→ SET EXERCISE: Your task is to extract every entry that follows word for word while excluding the pictures.

→ DATA TO PROCESS:
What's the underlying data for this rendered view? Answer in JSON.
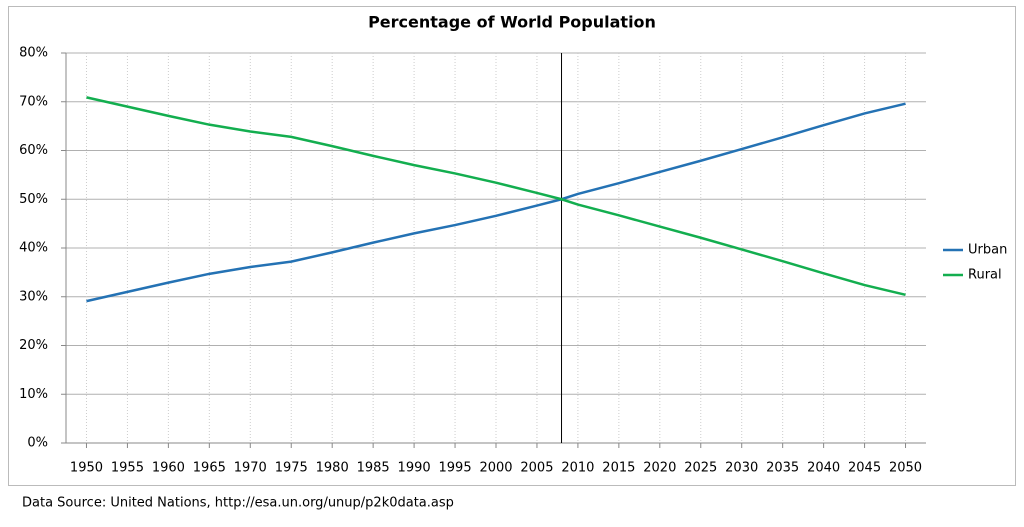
{
  "chart_data": {
    "type": "line",
    "title": "Percentage of World Population",
    "source": "Data Source: United Nations, http://esa.un.org/unup/p2k0data.asp",
    "x": [
      1950,
      1955,
      1960,
      1965,
      1970,
      1975,
      1980,
      1985,
      1990,
      1995,
      2000,
      2005,
      2008,
      2010,
      2015,
      2020,
      2025,
      2030,
      2035,
      2040,
      2045,
      2050
    ],
    "series": [
      {
        "name": "Urban",
        "color": "#2472b4",
        "values": [
          29.1,
          31.0,
          32.9,
          34.7,
          36.1,
          37.2,
          39.1,
          41.1,
          43.0,
          44.7,
          46.6,
          48.7,
          50.0,
          51.1,
          53.3,
          55.6,
          57.9,
          60.3,
          62.7,
          65.2,
          67.6,
          69.6
        ]
      },
      {
        "name": "Rural",
        "color": "#13ae4f",
        "values": [
          70.9,
          69.0,
          67.1,
          65.3,
          63.9,
          62.8,
          60.9,
          58.9,
          57.0,
          55.3,
          53.4,
          51.3,
          50.0,
          48.9,
          46.7,
          44.4,
          42.1,
          39.7,
          37.3,
          34.8,
          32.4,
          30.4
        ]
      }
    ],
    "marker_line": 2008,
    "xlim": [
      1947.5,
      2052.5
    ],
    "xticks": [
      1950,
      1955,
      1960,
      1965,
      1970,
      1975,
      1980,
      1985,
      1990,
      1995,
      2000,
      2005,
      2010,
      2015,
      2020,
      2025,
      2030,
      2035,
      2040,
      2045,
      2050
    ],
    "ylim": [
      0,
      80
    ],
    "yticks": [
      {
        "value": 0,
        "label": "0%"
      },
      {
        "value": 10,
        "label": "10%"
      },
      {
        "value": 20,
        "label": "20%"
      },
      {
        "value": 30,
        "label": "30%"
      },
      {
        "value": 40,
        "label": "40%"
      },
      {
        "value": 50,
        "label": "50%"
      },
      {
        "value": 60,
        "label": "60%"
      },
      {
        "value": 70,
        "label": "70%"
      },
      {
        "value": 80,
        "label": "80%"
      }
    ],
    "grid": true,
    "legend": "right"
  }
}
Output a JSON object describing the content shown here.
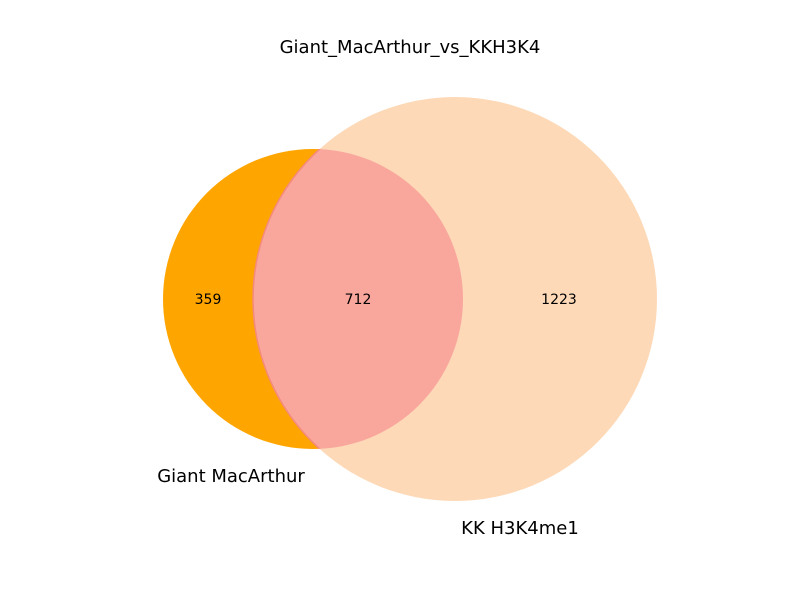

→ CORRECT RESPONSE:
What's the underlying data for this rendered view? Answer in JSON.
{
  "chart_data": {
    "type": "line",
    "title": "Percentage of World Population",
    "source": "Data Source: United Nations, http://esa.un.org/unup/p2k0data.asp",
    "x": [
      1950,
      1955,
      1960,
      1965,
      1970,
      1975,
      1980,
      1985,
      1990,
      1995,
      2000,
      2005,
      2008,
      2010,
      2015,
      2020,
      2025,
      2030,
      2035,
      2040,
      2045,
      2050
    ],
    "series": [
      {
        "name": "Urban",
        "color": "#2472b4",
        "values": [
          29.1,
          31.0,
          32.9,
          34.7,
          36.1,
          37.2,
          39.1,
          41.1,
          43.0,
          44.7,
          46.6,
          48.7,
          50.0,
          51.1,
          53.3,
          55.6,
          57.9,
          60.3,
          62.7,
          65.2,
          67.6,
          69.6
        ]
      },
      {
        "name": "Rural",
        "color": "#13ae4f",
        "values": [
          70.9,
          69.0,
          67.1,
          65.3,
          63.9,
          62.8,
          60.9,
          58.9,
          57.0,
          55.3,
          53.4,
          51.3,
          50.0,
          48.9,
          46.7,
          44.4,
          42.1,
          39.7,
          37.3,
          34.8,
          32.4,
          30.4
        ]
      }
    ],
    "marker_line": 2008,
    "xlim": [
      1947.5,
      2052.5
    ],
    "xticks": [
      1950,
      1955,
      1960,
      1965,
      1970,
      1975,
      1980,
      1985,
      1990,
      1995,
      2000,
      2005,
      2010,
      2015,
      2020,
      2025,
      2030,
      2035,
      2040,
      2045,
      2050
    ],
    "ylim": [
      0,
      80
    ],
    "yticks": [
      {
        "value": 0,
        "label": "0%"
      },
      {
        "value": 10,
        "label": "10%"
      },
      {
        "value": 20,
        "label": "20%"
      },
      {
        "value": 30,
        "label": "30%"
      },
      {
        "value": 40,
        "label": "40%"
      },
      {
        "value": 50,
        "label": "50%"
      },
      {
        "value": 60,
        "label": "60%"
      },
      {
        "value": 70,
        "label": "70%"
      },
      {
        "value": 80,
        "label": "80%"
      }
    ],
    "grid": true,
    "legend": "right"
  }
}
Output a JSON object describing the content shown here.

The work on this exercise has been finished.